>>>

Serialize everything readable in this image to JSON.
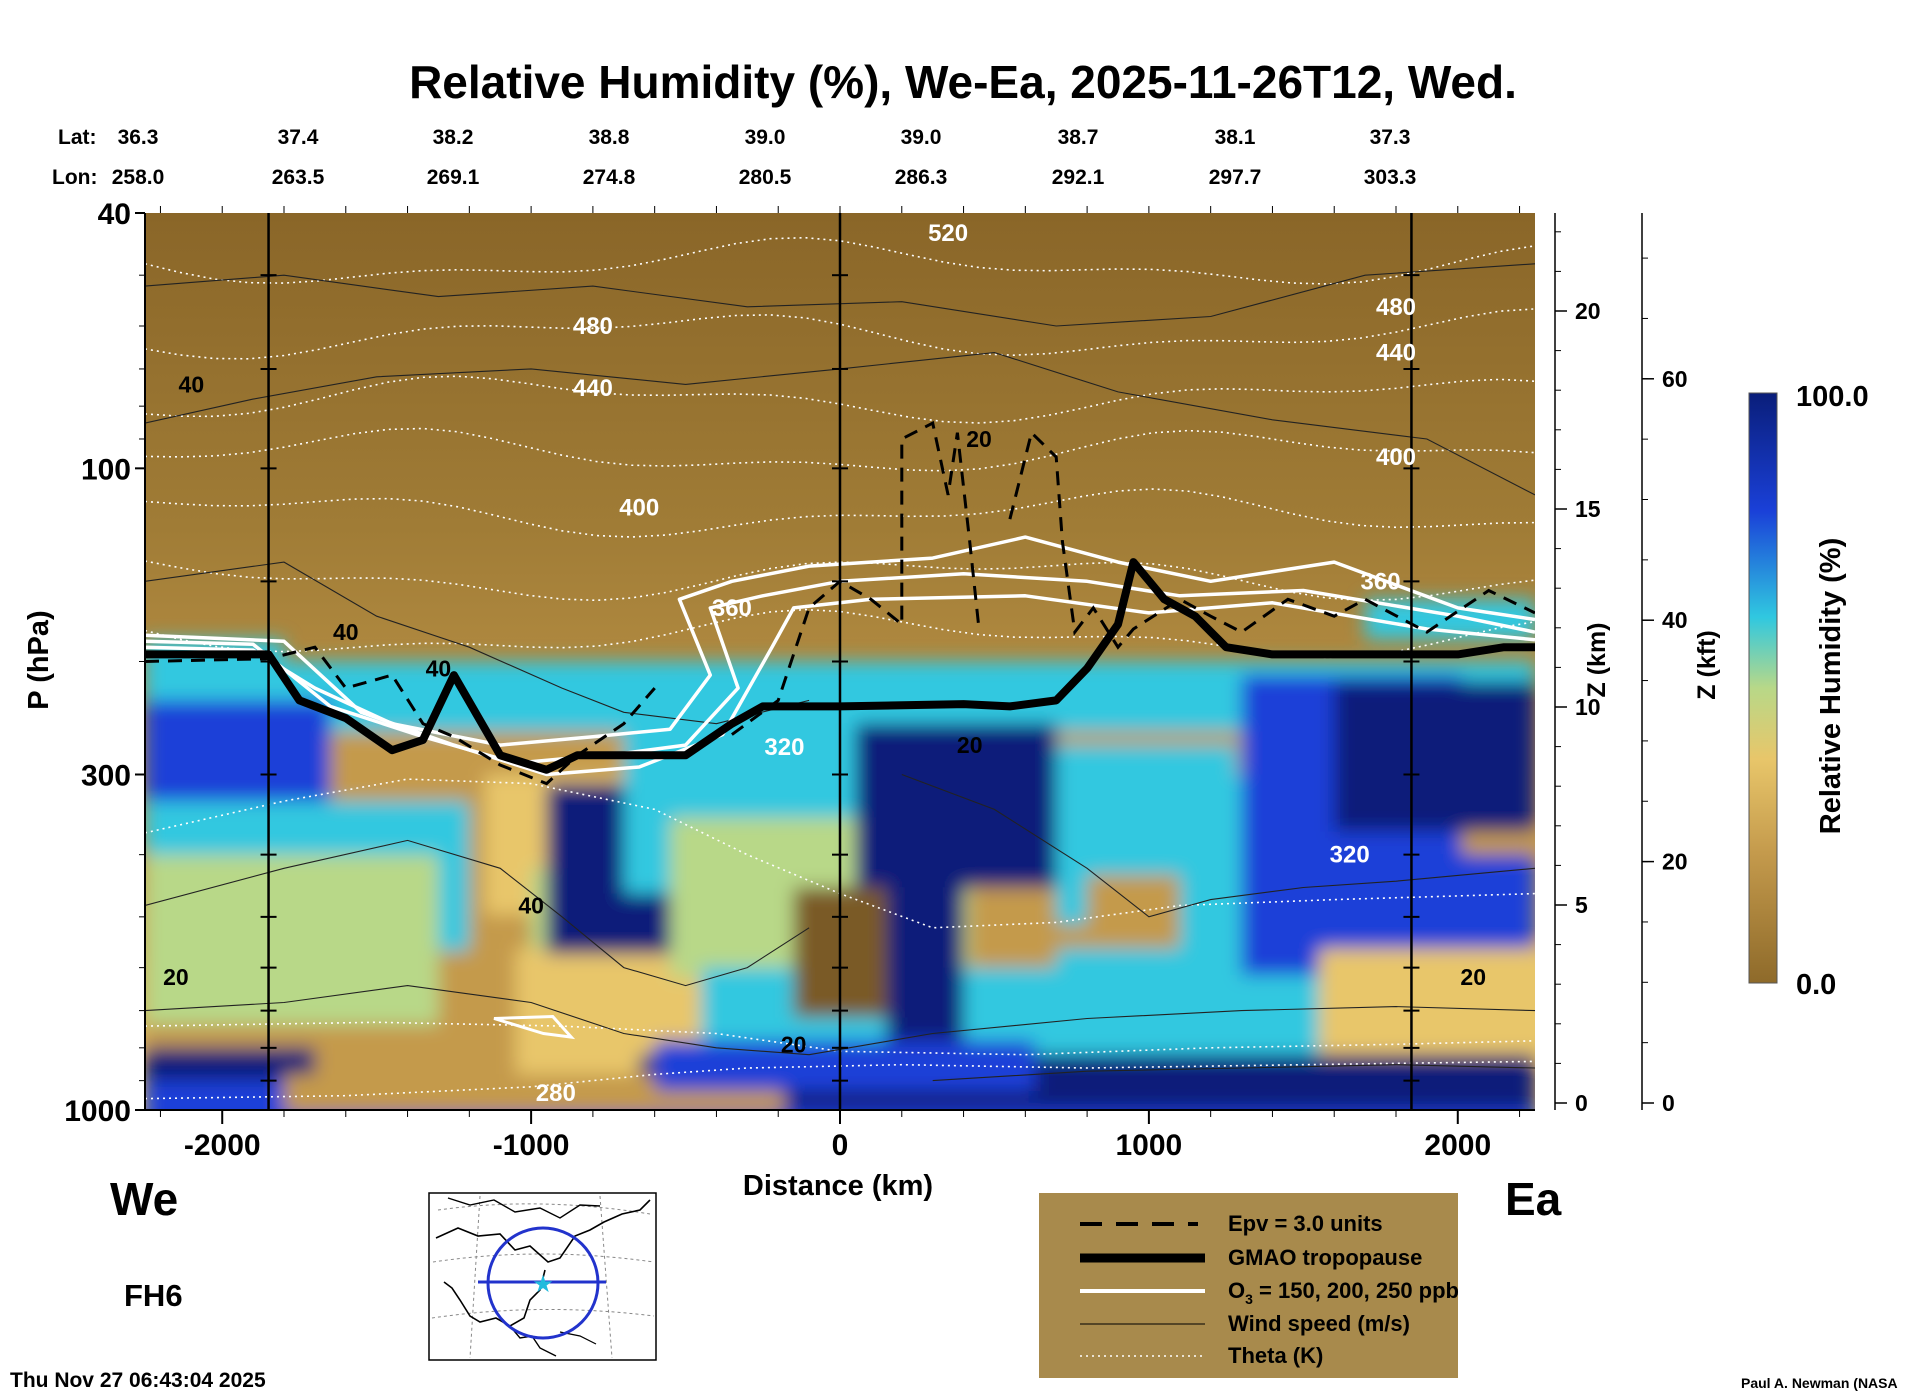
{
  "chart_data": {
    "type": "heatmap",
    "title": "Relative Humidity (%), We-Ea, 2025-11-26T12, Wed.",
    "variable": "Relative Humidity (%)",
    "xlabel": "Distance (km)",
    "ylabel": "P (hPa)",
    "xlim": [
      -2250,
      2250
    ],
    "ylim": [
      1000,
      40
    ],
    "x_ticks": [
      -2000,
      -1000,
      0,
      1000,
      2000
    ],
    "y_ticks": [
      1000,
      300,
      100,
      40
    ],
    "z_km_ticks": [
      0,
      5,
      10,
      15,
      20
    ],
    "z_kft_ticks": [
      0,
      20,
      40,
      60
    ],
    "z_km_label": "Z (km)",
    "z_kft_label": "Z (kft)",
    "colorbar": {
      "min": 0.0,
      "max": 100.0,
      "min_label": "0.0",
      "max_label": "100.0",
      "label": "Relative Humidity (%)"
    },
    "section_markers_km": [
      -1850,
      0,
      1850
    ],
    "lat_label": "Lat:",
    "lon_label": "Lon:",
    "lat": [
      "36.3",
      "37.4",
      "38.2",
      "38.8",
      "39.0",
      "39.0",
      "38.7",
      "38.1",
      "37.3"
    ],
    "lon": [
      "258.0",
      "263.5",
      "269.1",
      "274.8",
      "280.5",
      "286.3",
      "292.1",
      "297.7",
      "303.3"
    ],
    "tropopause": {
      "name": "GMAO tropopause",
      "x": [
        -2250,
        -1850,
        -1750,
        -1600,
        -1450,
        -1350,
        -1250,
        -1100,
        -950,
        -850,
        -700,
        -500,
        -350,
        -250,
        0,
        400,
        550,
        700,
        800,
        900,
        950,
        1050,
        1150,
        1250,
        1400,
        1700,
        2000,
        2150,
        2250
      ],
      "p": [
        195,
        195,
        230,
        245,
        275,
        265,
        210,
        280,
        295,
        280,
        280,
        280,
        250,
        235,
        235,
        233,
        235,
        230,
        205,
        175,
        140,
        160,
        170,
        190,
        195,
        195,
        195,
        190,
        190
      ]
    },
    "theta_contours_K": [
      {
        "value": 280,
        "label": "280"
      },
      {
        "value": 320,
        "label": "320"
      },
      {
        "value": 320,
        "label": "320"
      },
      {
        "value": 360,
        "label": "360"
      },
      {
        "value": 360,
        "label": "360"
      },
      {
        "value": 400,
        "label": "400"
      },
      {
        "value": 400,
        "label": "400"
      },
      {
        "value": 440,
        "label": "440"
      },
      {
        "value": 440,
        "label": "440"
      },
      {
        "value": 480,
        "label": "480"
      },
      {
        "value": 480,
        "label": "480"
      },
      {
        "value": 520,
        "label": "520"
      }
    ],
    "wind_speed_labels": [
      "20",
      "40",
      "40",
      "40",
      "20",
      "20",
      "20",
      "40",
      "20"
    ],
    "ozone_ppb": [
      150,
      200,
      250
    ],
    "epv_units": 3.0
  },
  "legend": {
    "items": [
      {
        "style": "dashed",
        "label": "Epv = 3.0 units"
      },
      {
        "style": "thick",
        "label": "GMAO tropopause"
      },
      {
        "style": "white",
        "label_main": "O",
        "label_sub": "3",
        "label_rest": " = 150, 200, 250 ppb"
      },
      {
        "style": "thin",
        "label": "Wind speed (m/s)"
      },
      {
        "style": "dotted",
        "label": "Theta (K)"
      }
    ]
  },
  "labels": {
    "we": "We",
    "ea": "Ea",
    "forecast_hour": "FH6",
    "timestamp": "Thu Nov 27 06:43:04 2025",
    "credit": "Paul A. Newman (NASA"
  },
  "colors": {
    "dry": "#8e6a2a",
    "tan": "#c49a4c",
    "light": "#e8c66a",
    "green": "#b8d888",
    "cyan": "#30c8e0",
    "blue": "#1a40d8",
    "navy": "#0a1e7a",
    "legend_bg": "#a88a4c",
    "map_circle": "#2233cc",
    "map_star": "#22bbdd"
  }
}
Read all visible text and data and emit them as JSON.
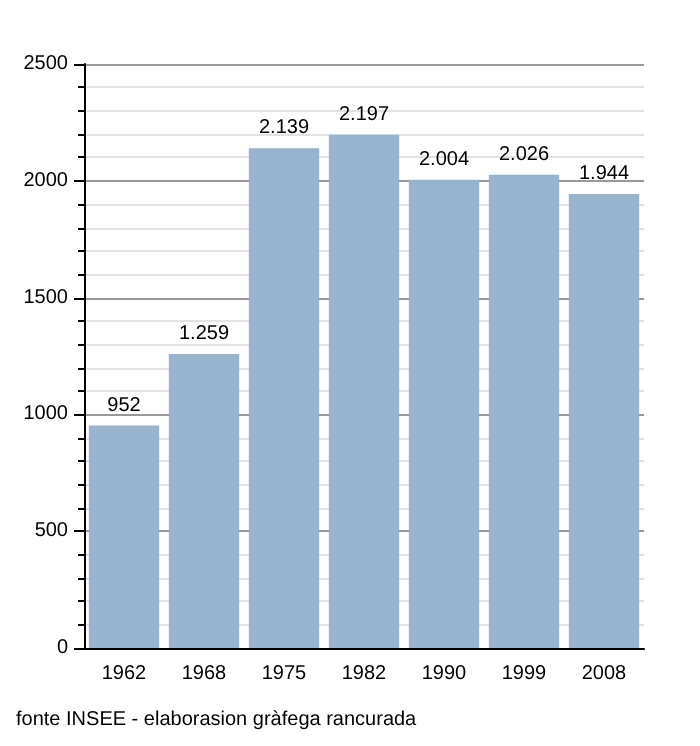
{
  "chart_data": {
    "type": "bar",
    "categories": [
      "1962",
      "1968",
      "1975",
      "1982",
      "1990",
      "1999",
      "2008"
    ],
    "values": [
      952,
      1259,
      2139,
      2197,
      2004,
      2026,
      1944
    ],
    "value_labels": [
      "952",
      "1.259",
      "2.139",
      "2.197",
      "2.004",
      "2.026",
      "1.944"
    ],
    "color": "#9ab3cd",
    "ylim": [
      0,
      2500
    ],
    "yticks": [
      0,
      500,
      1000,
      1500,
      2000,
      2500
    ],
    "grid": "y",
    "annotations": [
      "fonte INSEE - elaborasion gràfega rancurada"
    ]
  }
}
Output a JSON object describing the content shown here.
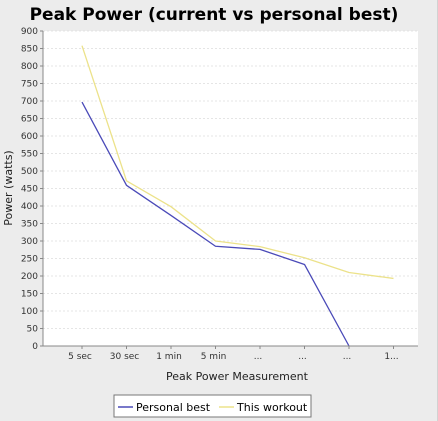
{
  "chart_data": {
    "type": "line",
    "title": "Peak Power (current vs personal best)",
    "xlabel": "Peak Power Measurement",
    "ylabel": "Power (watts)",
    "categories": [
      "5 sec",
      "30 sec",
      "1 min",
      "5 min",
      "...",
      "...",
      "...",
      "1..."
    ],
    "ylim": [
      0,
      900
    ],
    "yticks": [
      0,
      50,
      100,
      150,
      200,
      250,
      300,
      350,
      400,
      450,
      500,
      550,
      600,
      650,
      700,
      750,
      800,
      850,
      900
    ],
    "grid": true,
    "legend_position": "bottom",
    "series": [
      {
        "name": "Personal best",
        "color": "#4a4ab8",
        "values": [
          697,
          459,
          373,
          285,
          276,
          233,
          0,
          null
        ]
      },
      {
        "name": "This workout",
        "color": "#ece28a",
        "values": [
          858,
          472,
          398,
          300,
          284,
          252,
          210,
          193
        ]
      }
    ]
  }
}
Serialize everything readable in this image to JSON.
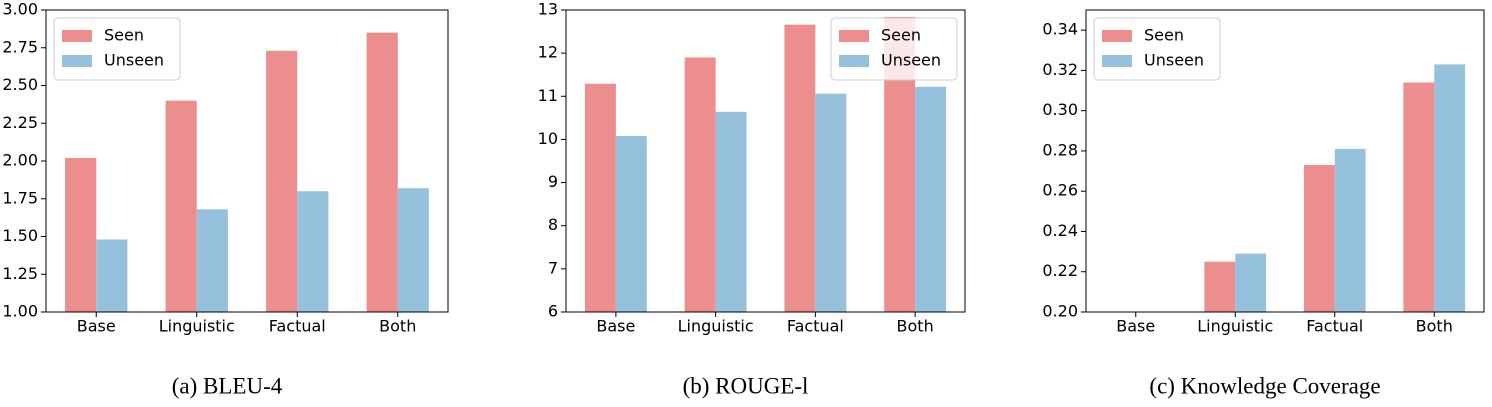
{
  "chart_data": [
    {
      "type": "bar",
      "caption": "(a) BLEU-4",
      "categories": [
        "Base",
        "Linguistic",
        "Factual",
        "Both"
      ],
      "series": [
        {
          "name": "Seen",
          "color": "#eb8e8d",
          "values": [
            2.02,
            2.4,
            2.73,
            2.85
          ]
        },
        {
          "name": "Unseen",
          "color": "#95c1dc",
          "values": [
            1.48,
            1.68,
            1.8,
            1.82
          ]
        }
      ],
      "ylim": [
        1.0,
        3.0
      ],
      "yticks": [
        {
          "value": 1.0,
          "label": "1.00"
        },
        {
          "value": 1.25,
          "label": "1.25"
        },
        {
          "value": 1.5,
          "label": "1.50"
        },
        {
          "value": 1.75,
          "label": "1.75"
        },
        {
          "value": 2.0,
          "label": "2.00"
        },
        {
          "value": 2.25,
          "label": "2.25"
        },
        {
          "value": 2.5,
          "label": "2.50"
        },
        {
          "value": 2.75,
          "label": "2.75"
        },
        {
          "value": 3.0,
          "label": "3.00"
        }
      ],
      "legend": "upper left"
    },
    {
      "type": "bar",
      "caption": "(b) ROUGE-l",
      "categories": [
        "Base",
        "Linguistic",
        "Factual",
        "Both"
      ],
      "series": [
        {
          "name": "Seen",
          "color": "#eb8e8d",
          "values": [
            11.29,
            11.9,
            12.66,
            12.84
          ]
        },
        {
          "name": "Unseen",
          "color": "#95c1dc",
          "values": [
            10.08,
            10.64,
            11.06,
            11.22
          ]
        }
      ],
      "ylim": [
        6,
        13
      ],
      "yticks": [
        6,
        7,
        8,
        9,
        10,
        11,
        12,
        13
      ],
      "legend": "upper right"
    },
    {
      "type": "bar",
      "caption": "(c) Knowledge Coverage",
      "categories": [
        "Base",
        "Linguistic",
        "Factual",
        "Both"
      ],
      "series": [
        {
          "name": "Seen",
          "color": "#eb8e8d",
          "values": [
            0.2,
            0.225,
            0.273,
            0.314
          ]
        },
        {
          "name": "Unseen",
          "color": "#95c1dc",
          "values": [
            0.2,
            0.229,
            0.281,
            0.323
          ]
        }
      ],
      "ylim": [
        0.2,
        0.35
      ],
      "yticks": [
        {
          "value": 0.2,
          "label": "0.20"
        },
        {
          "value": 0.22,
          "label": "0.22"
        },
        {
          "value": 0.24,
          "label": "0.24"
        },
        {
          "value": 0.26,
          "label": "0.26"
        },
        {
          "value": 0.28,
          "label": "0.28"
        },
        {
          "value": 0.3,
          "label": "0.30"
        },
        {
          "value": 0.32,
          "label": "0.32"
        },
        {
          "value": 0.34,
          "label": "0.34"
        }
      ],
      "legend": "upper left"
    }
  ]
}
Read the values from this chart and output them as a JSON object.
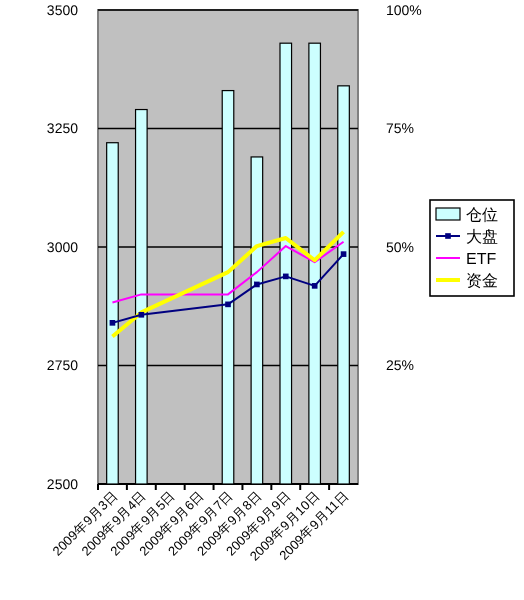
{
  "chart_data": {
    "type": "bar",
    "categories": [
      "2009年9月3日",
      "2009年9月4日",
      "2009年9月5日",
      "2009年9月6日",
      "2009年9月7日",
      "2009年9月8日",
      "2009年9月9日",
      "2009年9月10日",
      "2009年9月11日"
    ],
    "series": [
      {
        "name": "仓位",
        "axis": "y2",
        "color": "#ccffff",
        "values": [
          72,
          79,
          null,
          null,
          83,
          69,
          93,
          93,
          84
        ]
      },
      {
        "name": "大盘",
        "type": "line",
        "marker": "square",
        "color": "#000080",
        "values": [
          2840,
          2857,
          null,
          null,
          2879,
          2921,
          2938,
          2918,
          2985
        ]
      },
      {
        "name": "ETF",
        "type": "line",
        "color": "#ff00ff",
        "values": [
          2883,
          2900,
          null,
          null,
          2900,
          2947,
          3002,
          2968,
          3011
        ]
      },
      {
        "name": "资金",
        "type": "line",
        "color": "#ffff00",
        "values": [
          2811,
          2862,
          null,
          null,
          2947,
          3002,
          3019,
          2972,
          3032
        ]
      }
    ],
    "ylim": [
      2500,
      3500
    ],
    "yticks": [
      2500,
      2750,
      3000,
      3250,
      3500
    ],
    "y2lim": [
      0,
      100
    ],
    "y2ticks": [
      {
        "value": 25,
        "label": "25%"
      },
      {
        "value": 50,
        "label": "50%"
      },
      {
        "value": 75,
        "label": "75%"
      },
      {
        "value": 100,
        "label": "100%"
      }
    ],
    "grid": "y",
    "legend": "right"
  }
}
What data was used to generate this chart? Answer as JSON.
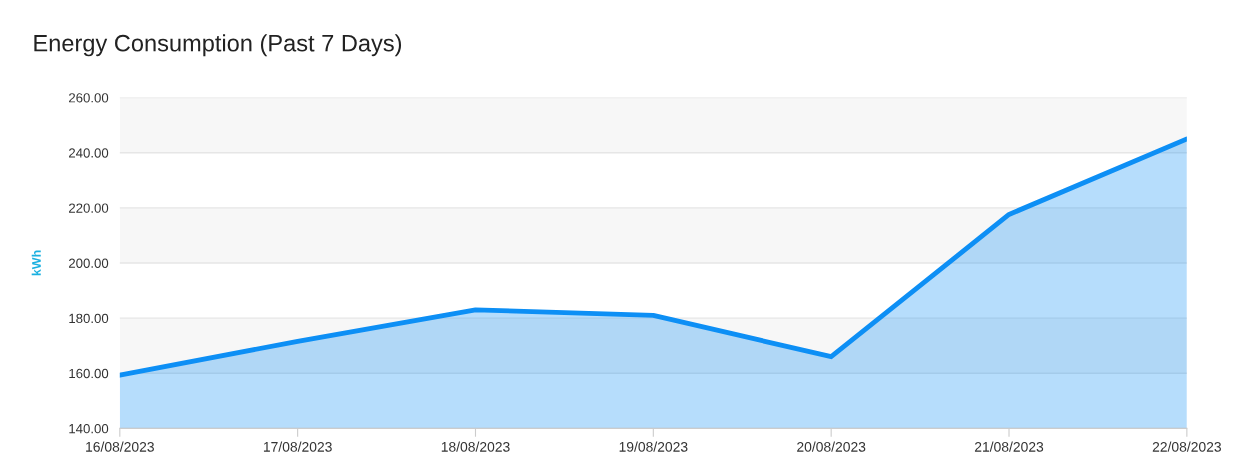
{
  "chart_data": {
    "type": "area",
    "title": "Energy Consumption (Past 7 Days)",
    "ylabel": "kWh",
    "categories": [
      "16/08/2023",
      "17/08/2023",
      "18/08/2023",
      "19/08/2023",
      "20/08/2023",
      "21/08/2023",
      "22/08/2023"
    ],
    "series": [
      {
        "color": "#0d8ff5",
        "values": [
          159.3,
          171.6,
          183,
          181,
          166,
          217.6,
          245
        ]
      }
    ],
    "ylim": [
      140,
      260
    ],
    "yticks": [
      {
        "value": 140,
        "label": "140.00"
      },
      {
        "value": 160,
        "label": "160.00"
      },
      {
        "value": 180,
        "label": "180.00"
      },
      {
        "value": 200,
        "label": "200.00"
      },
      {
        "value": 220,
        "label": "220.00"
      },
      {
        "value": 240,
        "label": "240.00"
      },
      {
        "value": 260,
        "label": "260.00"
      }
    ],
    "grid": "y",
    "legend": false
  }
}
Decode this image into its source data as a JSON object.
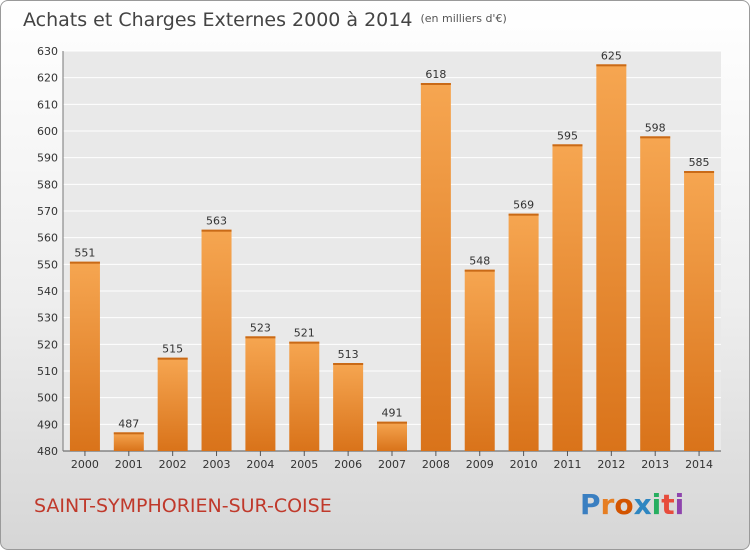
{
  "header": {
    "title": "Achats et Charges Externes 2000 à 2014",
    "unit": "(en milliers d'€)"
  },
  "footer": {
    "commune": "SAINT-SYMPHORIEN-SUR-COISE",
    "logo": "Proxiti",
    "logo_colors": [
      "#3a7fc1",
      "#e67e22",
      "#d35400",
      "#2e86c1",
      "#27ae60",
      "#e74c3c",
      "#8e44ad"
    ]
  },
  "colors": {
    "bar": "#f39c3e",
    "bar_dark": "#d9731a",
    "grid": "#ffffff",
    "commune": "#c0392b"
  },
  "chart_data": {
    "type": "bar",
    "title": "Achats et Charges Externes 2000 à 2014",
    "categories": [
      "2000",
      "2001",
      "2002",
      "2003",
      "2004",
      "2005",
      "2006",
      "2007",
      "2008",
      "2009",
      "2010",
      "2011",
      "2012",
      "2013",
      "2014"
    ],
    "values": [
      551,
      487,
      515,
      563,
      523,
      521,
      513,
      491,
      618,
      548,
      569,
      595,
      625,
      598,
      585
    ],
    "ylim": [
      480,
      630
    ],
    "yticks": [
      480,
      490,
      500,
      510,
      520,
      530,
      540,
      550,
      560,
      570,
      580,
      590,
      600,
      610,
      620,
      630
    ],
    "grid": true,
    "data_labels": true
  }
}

<<<

**Request:**
Your task is to report how many lines of the material include the string "JSON". Give the number and no other words.

**Worked answer:**
7